I have been toying with rebase a bit, trying to split and combine history as described here: https://git-scm.com/book/en/v2/Git-Tools-Replace
Here is my test repository with split history: https://github.com/defufna/split-history
Note that "initial commit" and "Added description" commits both point to the same tree. What I'm trying to do is merge these two histories (while maintaining merges). I used this:
git rebase --rebase-merges --onto history 94da9b0f
This works, but I'm getting a conflict at 084dae5. This is a merge that resolves modify/delete conflict, and it requires me to manually resolve this conflict.
I am doing this in preparation for much larger repo merge, where I will have to do something similar but with 50k commits, so I would like to avoid manual conflict resolution. I am aware that git replace could solve my problem, but I'm curious if it is possible to do it without replacement. I would also like to keep sha values of commits in history branch.
Edit:
So I've managed to do what I want, but I'm not sure how good this idea is. I've added -i to rebase, and when I got todo file, I've changed every
merge -C 9751be2 Merge # Merge
line into:
exec git checkout `git commit-tree '9751be2^{tree}' -p HEAD -p refs/rewritten/Merge -m Merge`
I'm basically telling git whenever it encounters a merge to reuse tree from original merge.

▶ [Dataset content]
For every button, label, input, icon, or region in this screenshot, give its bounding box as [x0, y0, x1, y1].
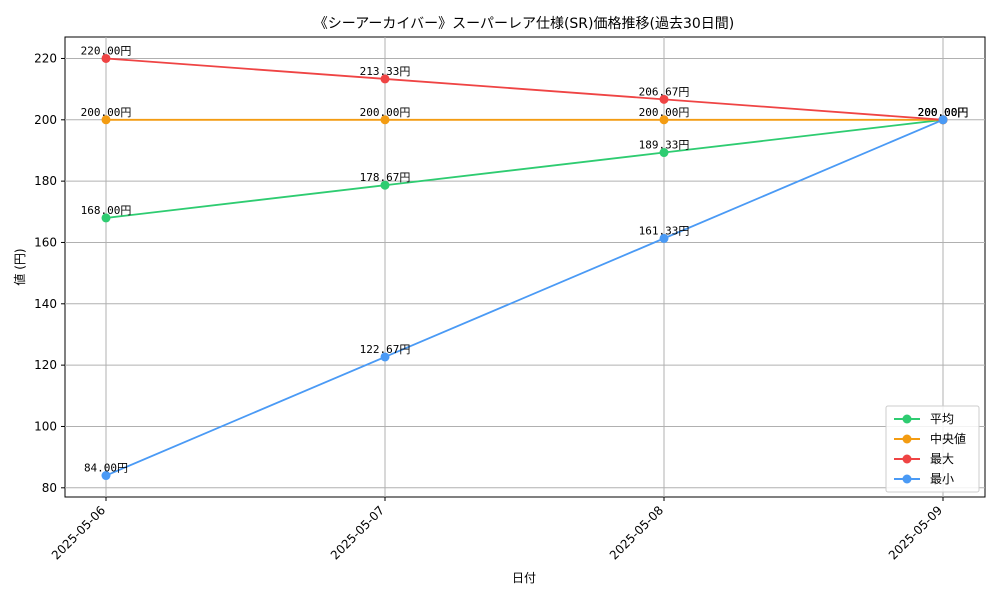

▶ [Jobs]
1) Answer these questions on the Git rebase text:
(a) At which commit does the conflict appear when the first rebase command is run?
(b) How many commits will the larger repository merge involve?
(c) Which option did the writer add to rebase in the edit?
2) Continue the Git rebase text from its final sentence.

▶ [Answers for the tasks]
1)
(a) 084dae5
(b) 50k commits
(c) -i

2)
It works as expected (for now), but it's a lot slower. Is there a better way to do this?
Note that "initial commit"[94da] and "Added description"[c00e] commits both point to the same tree
Is there a better way to do this?
Much.
git replace --graft 94da c00e^
git filter-branch master
and you're done.
git rebase
exists to re-apply changes onto different base content, producing snapshots with new content. You already have all the snapshots you want, you only need to rewire the ancestry. git replace --graft
does it locally, allowing you to experiment casually. git filter-branch
exists to bake in rewired ancestry while applying any super-easy content changes -- but you don't even have any of those. You just want to rewire the master
history.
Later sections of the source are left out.